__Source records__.
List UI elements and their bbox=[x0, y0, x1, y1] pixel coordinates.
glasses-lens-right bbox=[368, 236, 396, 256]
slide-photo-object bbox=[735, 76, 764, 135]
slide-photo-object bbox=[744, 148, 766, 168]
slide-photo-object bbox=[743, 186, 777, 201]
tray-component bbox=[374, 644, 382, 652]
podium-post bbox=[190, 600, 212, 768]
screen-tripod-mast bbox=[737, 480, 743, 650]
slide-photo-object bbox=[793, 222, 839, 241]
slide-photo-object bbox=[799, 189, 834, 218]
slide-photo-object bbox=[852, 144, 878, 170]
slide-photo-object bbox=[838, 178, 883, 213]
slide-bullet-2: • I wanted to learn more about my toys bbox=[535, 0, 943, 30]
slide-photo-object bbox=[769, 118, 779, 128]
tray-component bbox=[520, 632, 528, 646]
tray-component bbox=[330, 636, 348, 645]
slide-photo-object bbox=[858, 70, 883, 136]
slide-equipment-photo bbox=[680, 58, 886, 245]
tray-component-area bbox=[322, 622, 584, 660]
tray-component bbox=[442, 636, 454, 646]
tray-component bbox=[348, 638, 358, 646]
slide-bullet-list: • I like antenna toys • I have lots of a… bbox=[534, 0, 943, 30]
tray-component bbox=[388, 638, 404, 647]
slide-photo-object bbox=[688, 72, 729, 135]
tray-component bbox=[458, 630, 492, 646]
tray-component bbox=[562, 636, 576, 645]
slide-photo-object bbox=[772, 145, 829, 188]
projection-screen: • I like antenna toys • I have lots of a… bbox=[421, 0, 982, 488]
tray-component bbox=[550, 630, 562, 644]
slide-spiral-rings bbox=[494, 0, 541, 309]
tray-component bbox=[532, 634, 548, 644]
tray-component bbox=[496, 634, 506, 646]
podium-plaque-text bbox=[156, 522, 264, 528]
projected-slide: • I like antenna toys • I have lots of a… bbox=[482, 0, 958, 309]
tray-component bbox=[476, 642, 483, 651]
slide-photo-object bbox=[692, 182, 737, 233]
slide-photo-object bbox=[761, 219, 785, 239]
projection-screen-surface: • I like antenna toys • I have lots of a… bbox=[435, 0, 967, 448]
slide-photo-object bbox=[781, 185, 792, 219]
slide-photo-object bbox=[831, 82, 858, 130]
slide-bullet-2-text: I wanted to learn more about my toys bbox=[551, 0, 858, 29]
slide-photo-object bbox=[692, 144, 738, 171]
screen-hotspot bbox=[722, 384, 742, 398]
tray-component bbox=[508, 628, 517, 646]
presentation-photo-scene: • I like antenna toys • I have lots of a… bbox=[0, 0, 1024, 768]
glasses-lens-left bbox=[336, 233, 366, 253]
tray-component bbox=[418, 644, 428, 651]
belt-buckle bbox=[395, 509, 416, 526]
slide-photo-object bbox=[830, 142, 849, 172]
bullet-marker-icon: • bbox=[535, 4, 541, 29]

__Task instructions__. How many lines in the records contain the string "lots"? Reply with the number alone.

__Solution to this exercise__. 5